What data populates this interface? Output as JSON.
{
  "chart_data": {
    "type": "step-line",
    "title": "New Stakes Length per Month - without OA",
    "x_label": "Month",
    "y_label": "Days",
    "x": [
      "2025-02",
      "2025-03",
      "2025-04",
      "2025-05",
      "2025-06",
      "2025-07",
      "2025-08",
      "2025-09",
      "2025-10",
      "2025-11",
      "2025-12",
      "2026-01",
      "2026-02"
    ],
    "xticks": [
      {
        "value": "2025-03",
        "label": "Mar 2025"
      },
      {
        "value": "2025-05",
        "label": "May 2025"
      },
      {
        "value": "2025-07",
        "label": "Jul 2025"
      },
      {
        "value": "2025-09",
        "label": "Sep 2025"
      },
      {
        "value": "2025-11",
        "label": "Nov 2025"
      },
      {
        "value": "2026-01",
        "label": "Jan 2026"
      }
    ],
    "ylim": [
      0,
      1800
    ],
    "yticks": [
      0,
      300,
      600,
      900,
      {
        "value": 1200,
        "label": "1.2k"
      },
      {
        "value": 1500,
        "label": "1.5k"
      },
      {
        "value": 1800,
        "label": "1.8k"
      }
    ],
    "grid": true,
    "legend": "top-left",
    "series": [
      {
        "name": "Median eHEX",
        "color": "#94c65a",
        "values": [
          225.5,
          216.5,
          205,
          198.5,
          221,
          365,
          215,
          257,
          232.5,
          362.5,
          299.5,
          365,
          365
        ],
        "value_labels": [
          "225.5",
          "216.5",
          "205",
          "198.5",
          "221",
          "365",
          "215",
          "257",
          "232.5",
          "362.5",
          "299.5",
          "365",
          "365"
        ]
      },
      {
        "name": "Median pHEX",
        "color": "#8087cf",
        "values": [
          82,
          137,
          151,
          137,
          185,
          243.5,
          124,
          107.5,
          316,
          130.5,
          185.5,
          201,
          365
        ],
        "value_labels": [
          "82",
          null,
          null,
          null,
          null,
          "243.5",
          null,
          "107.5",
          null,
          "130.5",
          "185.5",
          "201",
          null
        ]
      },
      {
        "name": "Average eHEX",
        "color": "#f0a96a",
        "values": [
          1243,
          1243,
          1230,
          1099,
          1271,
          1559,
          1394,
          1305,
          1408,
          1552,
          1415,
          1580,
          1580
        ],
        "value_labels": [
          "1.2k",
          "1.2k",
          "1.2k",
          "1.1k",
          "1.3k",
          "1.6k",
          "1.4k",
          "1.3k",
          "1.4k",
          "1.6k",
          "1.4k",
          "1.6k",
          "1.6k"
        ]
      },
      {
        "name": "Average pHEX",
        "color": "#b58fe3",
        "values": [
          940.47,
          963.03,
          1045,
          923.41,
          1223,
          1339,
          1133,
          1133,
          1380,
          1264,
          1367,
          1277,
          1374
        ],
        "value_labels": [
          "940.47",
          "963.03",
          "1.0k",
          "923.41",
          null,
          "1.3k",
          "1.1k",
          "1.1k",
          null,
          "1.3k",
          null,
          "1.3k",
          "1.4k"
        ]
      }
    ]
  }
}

◇ ◇ ◇

**Written problem:**
All of the entries above need to be reproduced exactly.

**Response to this task:**
What data populates this interface? Output as JSON.
{
  "chart_data": {
    "type": "step-line",
    "title": "New Stakes Length per Month - without OA",
    "x_label": "Month",
    "y_label": "Days",
    "x": [
      "2025-02",
      "2025-03",
      "2025-04",
      "2025-05",
      "2025-06",
      "2025-07",
      "2025-08",
      "2025-09",
      "2025-10",
      "2025-11",
      "2025-12",
      "2026-01",
      "2026-02"
    ],
    "xticks": [
      {
        "value": "2025-03",
        "label": "Mar 2025"
      },
      {
        "value": "2025-05",
        "label": "May 2025"
      },
      {
        "value": "2025-07",
        "label": "Jul 2025"
      },
      {
        "value": "2025-09",
        "label": "Sep 2025"
      },
      {
        "value": "2025-11",
        "label": "Nov 2025"
      },
      {
        "value": "2026-01",
        "label": "Jan 2026"
      }
    ],
    "ylim": [
      0,
      1800
    ],
    "yticks": [
      0,
      300,
      600,
      900,
      {
        "value": 1200,
        "label": "1.2k"
      },
      {
        "value": 1500,
        "label": "1.5k"
      },
      {
        "value": 1800,
        "label": "1.8k"
      }
    ],
    "grid": true,
    "legend": "top-left",
    "series": [
      {
        "name": "Median eHEX",
        "color": "#94c65a",
        "values": [
          225.5,
          216.5,
          205,
          198.5,
          221,
          365,
          215,
          257,
          232.5,
          362.5,
          299.5,
          365,
          365
        ],
        "value_labels": [
          "225.5",
          "216.5",
          "205",
          "198.5",
          "221",
          "365",
          "215",
          "257",
          "232.5",
          "362.5",
          "299.5",
          "365",
          "365"
        ]
      },
      {
        "name": "Median pHEX",
        "color": "#8087cf",
        "values": [
          82,
          137,
          151,
          137,
          185,
          243.5,
          124,
          107.5,
          316,
          130.5,
          185.5,
          201,
          365
        ],
        "value_labels": [
          "82",
          null,
          null,
          null,
          null,
          "243.5",
          null,
          "107.5",
          null,
          "130.5",
          "185.5",
          "201",
          null
        ]
      },
      {
        "name": "Average eHEX",
        "color": "#f0a96a",
        "values": [
          1243,
          1243,
          1230,
          1099,
          1271,
          1559,
          1394,
          1305,
          1408,
          1552,
          1415,
          1580,
          1580
        ],
        "value_labels": [
          "1.2k",
          "1.2k",
          "1.2k",
          "1.1k",
          "1.3k",
          "1.6k",
          "1.4k",
          "1.3k",
          "1.4k",
          "1.6k",
          "1.4k",
          "1.6k",
          "1.6k"
        ]
      },
      {
        "name": "Average pHEX",
        "color": "#b58fe3",
        "values": [
          940.47,
          963.03,
          1045,
          923.41,
          1223,
          1339,
          1133,
          1133,
          1380,
          1264,
          1367,
          1277,
          1374
        ],
        "value_labels": [
          "940.47",
          "963.03",
          "1.0k",
          "923.41",
          null,
          "1.3k",
          "1.1k",
          "1.1k",
          null,
          "1.3k",
          null,
          "1.3k",
          "1.4k"
        ]
      }
    ]
  }
}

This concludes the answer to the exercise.